新エングラー体系は、日本でも理科の教科書などで、長く親しまれてきた分類体系です。そのためか、現在でも多肉植物などを販売しているお店などでは、「ガガイモ科(キョウチクトウ科)」という併記表示が見られます。
新分類法では、「キョウチクトウ科」に統合されたため、実際「ガガイモ科」という名称は消えてしまいました。
植物の分類法はまだ過渡期でこれからも整理されていくらしいのですが、このまま「ガガイモ科」という名前が消えてなくなってしまうのも、少し寂しい気がします。
日本に自生している野草のガガイモ、切り花としても人気のあるブルースター、ハートの形をしたホヤ・カーリー、珍奇植物として紹介される機会の多いセロペギア属の多肉植物など、「ガガイモ科」に含まれていた植物は、私たちの身近に存在しています。
これまで「ガガイモ科」として親しまれてきた植物をご紹介したいと思います!
ガガイモ科の特徴
ガガイモ科(Asclepiadaceae)は、草本(そうほん:草のこと)または低木の双子葉植物で、つる性のものが多いです。特に熱帯から亜熱帯に多く分布し、温帯にも草本があります。乾燥地に生育する多肉植物や、サボテンのように葉が退化し柱状の茎だけの植物もあり、実に多彩です。
また、ガガイモ科は、双子葉植物のなかでも、精工で複雑な花を咲かせます。一見するとびっくりするほど変わった花も多いのですが、いくら見ても見飽きない珍しい形や色彩がガガイモ科の花の魅力ともなっています。
ガガイモ科の植物と昆虫の関係
ガガイモ科の花の内部には、花粉を媒介する昆虫によって塊のまま運ぶことのできる花粉塊(かふんかい:花粉のかたまり)が形成されます。ラン科植物にも似た花粉塊があります。

## 元データ
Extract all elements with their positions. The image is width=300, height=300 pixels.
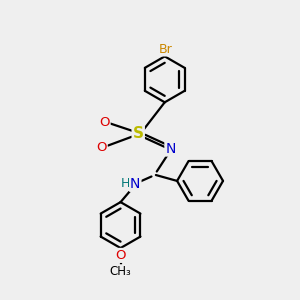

## やること
[1] ガガイモ科の文章から、「日本に自生している野草のガガ」で始まり「の植物もあり、実に多彩です。」で終わる部分を、終わりの語句も含めて一字一句変えずに書き写してください。
[2] ガガイモ科の文章をもとに、次の問いに答えてください。
(a) 新分類法で、ガガイモ科は何という科に統合されましたか。
(b) ガガイモ科が特に多く分布するのは、どの地域ですか。
(c) ガガイモ科と似た花粉塊を持つのは、何科の植物ですか。

## 解答
[1]
日本に自生している野草のガガイモ、切り花としても人気のあるブルースター、ハートの形をしたホヤ・カーリー、珍奇植物として紹介される機会の多いセロペギア属の多肉植物など、「ガガイモ科」に含まれていた植物は、私たちの身近に存在しています。
これまで「ガガイモ科」として親しまれてきた植物をご紹介したいと思います!
ガガイモ科の特徴
ガガイモ科(Asclepiadaceae)は、草本(そうほん:草のこと)または低木の双子葉植物で、つる性のものが多いです。特に熱帯から亜熱帯に多く分布し、温帯にも草本があります。乾燥地に生育する多肉植物や、サボテンのように葉が退化し柱状の茎だけの植物もあり、実に多彩です。

[2]
(a) キョウチクトウ科
(b) 熱帯から亜熱帯
(c) ラン科